* Records provided

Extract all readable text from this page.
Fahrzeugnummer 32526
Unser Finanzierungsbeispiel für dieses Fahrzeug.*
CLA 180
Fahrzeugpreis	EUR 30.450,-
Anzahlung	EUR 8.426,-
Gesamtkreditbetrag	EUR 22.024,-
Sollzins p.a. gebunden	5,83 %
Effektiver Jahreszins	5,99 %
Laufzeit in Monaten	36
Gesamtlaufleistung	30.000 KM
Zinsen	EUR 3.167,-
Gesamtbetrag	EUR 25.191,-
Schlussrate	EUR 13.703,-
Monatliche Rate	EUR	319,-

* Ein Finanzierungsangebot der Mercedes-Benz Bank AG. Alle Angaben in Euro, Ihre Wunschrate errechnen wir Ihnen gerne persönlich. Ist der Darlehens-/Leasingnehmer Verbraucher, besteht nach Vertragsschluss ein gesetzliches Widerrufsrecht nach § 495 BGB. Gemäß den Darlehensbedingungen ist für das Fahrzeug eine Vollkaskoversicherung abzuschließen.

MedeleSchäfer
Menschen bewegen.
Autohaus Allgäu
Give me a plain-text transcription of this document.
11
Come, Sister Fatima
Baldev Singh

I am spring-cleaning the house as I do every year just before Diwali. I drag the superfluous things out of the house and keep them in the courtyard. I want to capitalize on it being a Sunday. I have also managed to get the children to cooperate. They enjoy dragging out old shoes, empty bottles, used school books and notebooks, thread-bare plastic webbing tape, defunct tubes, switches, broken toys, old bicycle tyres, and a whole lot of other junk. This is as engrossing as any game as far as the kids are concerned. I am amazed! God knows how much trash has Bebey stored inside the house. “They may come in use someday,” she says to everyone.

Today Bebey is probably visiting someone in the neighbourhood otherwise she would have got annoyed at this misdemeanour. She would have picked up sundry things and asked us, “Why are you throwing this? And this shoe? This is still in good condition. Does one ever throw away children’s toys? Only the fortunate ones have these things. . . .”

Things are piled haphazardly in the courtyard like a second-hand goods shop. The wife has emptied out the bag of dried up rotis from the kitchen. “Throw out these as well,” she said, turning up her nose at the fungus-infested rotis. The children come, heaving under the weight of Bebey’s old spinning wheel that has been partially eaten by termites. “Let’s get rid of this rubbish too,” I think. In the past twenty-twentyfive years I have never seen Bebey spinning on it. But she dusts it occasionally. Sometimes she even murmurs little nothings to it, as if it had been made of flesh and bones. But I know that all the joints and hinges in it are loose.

* Exercise brief
Pull out all lines containing "text".

* Written solution
Extract all readable text from this page.
Give me a plain-text transcription of this document.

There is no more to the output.